→ **TASK DETAILS**
Below is a listing. Gather each line of it that contains "nexus".

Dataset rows
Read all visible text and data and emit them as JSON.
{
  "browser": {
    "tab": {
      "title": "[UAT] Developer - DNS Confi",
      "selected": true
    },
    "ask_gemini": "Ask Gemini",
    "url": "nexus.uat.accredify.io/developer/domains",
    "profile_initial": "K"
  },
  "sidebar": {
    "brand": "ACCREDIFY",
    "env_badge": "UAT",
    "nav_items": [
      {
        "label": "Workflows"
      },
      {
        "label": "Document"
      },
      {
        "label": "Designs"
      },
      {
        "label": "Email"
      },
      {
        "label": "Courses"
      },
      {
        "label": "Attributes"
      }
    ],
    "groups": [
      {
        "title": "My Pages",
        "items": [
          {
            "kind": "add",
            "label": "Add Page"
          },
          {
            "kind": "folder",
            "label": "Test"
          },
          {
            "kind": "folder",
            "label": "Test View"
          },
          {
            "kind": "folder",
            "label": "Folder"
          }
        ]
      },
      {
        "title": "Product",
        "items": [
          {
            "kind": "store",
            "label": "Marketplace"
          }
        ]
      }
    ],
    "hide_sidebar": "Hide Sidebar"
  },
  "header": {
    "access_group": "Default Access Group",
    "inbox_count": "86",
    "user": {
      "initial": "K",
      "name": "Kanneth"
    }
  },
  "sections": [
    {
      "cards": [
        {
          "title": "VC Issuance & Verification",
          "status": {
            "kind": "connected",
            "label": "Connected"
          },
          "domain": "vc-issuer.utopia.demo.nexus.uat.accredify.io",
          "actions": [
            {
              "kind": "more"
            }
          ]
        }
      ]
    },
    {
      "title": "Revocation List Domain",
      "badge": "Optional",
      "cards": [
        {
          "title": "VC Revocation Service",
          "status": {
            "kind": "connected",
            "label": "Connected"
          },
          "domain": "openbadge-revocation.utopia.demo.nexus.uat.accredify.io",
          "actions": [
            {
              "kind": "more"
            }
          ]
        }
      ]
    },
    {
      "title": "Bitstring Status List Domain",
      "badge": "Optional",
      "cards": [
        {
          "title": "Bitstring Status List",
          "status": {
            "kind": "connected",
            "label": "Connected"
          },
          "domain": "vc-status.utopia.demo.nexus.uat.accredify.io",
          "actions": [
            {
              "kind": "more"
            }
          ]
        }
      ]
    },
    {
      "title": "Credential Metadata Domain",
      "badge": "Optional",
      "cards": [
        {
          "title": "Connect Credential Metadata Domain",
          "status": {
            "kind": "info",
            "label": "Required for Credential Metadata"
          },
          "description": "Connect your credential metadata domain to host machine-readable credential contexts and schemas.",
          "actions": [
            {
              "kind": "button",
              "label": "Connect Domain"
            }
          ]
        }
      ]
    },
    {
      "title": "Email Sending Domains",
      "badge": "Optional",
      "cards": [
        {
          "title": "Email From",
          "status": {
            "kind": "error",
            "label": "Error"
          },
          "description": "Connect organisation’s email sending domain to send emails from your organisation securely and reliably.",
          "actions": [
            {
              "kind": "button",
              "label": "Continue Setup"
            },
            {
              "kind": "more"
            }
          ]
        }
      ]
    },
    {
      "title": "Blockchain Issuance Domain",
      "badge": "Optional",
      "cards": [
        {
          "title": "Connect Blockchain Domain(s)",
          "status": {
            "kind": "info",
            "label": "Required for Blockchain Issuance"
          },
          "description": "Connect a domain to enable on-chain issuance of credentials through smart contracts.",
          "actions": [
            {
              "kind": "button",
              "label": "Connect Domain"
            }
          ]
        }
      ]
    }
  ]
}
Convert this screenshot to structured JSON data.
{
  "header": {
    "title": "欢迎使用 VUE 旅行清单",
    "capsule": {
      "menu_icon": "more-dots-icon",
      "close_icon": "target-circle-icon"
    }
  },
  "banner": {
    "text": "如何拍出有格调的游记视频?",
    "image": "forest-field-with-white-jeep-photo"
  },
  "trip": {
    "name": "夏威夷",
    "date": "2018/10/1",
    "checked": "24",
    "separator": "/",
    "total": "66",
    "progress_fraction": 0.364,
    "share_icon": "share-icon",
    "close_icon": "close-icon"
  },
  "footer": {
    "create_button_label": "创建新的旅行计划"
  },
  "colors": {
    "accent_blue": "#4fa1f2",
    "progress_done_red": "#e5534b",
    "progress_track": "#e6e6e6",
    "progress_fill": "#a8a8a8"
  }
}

→ **WRITTEN ANSWER**
    "url": "nexus.uat.accredify.io/developer/domains",
          "domain": "vc-issuer.utopia.demo.nexus.uat.accredify.io",
          "domain": "openbadge-revocation.utopia.demo.nexus.uat.accredify.io",
          "domain": "vc-status.utopia.demo.nexus.uat.accredify.io",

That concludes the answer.